◆ **DATA FOR THE TASK**

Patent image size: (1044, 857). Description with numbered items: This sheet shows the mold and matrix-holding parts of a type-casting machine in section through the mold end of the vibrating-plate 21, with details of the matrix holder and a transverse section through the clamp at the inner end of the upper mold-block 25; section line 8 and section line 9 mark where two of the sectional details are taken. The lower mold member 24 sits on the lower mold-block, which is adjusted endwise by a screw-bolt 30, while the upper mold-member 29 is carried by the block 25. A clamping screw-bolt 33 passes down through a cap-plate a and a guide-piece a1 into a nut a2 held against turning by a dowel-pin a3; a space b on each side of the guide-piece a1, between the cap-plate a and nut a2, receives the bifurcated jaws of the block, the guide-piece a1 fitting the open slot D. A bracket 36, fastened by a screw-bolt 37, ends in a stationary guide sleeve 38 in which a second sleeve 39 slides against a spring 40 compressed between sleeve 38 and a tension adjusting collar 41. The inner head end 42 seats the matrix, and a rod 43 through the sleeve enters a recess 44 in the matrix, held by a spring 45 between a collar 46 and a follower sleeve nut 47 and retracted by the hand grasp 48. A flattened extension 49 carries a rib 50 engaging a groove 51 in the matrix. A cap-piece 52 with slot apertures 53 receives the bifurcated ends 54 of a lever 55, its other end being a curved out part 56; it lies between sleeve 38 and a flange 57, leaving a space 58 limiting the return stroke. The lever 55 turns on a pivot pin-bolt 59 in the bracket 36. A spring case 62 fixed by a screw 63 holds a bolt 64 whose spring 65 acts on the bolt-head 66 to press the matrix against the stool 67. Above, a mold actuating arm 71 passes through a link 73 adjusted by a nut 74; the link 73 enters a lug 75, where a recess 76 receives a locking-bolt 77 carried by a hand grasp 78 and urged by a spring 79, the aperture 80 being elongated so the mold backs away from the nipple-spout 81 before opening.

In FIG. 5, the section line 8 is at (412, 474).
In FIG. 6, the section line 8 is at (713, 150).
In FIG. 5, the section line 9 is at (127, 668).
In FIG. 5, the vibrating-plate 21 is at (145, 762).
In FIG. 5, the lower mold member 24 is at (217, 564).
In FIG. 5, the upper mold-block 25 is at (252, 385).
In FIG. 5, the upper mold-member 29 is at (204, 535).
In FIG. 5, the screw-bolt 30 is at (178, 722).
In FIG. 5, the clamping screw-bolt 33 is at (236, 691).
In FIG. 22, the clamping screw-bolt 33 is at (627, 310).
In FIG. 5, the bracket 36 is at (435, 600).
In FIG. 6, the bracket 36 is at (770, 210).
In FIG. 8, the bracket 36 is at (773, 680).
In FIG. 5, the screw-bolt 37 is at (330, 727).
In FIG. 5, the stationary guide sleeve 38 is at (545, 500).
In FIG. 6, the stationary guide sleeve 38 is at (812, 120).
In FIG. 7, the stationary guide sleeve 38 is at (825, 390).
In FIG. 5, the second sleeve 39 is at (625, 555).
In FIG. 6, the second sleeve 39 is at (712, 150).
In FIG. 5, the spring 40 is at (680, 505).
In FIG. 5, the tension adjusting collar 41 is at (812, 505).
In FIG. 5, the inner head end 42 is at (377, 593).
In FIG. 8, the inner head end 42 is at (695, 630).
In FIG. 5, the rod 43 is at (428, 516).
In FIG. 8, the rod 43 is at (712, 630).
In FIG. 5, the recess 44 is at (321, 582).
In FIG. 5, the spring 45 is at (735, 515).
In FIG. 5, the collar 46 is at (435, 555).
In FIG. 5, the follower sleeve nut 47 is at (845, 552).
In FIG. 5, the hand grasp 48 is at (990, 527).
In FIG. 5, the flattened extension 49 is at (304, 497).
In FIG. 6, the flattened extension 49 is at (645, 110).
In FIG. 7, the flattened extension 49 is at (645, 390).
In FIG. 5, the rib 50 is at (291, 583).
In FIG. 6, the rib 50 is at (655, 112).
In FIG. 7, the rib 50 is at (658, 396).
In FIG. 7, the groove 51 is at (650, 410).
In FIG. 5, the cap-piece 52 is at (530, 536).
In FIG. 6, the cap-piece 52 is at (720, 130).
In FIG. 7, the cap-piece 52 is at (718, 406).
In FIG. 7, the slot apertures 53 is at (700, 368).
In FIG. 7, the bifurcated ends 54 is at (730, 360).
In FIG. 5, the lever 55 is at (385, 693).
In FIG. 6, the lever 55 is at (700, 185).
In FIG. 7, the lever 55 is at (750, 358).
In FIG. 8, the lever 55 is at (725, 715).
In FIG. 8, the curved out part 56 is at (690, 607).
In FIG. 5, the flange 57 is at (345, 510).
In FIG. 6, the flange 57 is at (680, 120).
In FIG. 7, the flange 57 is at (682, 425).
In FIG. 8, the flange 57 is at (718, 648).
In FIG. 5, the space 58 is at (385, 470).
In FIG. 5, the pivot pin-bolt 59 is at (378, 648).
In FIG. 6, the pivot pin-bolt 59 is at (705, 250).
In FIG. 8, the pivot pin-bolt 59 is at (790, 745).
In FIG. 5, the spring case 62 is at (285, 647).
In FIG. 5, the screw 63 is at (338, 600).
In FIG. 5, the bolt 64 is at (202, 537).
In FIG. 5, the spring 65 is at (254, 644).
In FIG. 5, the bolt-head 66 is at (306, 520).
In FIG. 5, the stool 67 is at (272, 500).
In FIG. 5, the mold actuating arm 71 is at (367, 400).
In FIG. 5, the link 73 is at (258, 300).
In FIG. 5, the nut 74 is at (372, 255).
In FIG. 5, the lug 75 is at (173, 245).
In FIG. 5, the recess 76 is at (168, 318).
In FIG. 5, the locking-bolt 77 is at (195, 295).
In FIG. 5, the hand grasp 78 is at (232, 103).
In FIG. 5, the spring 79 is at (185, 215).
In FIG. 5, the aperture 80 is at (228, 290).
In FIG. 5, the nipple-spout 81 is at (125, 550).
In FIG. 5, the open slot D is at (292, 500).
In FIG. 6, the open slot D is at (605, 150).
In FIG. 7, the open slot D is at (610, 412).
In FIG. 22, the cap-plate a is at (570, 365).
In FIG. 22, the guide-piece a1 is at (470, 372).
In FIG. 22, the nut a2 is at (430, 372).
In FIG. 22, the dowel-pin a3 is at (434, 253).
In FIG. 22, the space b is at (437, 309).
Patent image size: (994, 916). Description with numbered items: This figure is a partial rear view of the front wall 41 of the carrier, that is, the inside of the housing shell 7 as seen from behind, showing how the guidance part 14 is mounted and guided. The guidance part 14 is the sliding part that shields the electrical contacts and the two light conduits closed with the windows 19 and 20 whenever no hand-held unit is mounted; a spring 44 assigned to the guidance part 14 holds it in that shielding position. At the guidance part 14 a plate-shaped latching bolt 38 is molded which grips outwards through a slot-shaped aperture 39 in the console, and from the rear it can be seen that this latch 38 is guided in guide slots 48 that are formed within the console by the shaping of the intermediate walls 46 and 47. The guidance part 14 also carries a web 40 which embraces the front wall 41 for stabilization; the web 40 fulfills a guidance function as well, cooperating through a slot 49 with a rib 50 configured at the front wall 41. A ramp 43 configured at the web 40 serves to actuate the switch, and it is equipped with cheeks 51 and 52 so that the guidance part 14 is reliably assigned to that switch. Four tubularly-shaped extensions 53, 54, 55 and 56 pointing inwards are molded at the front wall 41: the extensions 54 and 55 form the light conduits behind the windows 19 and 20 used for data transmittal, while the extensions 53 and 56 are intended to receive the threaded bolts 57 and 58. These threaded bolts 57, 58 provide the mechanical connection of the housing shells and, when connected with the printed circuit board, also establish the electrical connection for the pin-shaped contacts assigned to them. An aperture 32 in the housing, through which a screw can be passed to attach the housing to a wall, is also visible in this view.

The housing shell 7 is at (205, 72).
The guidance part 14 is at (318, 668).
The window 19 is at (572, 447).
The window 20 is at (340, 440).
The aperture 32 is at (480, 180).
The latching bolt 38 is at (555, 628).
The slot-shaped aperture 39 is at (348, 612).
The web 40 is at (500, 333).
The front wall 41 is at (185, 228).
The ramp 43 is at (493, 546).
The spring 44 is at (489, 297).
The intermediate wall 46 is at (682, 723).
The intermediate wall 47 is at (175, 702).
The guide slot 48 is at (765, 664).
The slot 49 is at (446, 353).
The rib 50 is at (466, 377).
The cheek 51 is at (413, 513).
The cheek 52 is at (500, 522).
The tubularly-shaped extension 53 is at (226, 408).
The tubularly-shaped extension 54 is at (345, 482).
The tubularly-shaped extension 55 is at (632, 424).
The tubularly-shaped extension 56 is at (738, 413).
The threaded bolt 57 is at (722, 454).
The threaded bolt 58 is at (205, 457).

◆ **TASK INSTRUCTIONS**
Convert the lines from the one containing "Patent image size: (994, 916)." through the one containing "The intermediate wall 46 is at (682, 723).", inclusive, into a JSON array of strings with one string per line and blank lines omitted.

◆ **SOLUTION FOR THIS PROBLEM**
[
  "Patent image size: (994, 916). Description with numbered items: This figure is a partial rear view of the front wall 41 of the carrier, that is, the inside of the housing shell 7 as seen from behind, showing how the guidance part 14 is mounted and guided. The guidance part 14 is the sliding part that shields the electrical contacts and the two light conduits closed with the windows 19 and 20 whenever no hand-held unit is mounted; a spring 44 assigned to the guidance part 14 holds it in that shielding position. At the guidance part 14 a plate-shaped latching bolt 38 is molded which grips outwards through a slot-shaped aperture 39 in the console, and from the rear it can be seen that this latch 38 is guided in guide slots 48 that are formed within the console by the shaping of the intermediate walls 46 and 47. The guidance part 14 also carries a web 40 which embraces the front wall 41 for stabilization; the web 40 fulfills a guidance function as well, cooperating through a slot 49 with a rib 50 configured at the front wall 41. A ramp 43 configured at the web 40 serves to actuate the switch, and it is equipped with cheeks 51 and 52 so that the guidance part 14 is reliably assigned to that switch. Four tubularly-shaped extensions 53, 54, 55 and 56 pointing inwards are molded at the front wall 41: the extensions 54 and 55 form the light conduits behind the windows 19 and 20 used for data transmittal, while the extensions 53 and 56 are intended to receive the threaded bolts 57 and 58. These threaded bolts 57, 58 provide the mechanical connection of the housing shells and, when connected with the printed circuit board, also establish the electrical connection for the pin-shaped contacts assigned to them. An aperture 32 in the housing, through which a screw can be passed to attach the housing to a wall, is also visible in this view.",
  "The housing shell 7 is at (205, 72).",
  "The guidance part 14 is at (318, 668).",
  "The window 19 is at (572, 447).",
  "The window 20 is at (340, 440).",
  "The aperture 32 is at (480, 180).",
  "The latching bolt 38 is at (555, 628).",
  "The slot-shaped aperture 39 is at (348, 612).",
  "The web 40 is at (500, 333).",
  "The front wall 41 is at (185, 228).",
  "The ramp 43 is at (493, 546).",
  "The spring 44 is at (489, 297).",
  "The intermediate wall 46 is at (682, 723)."
]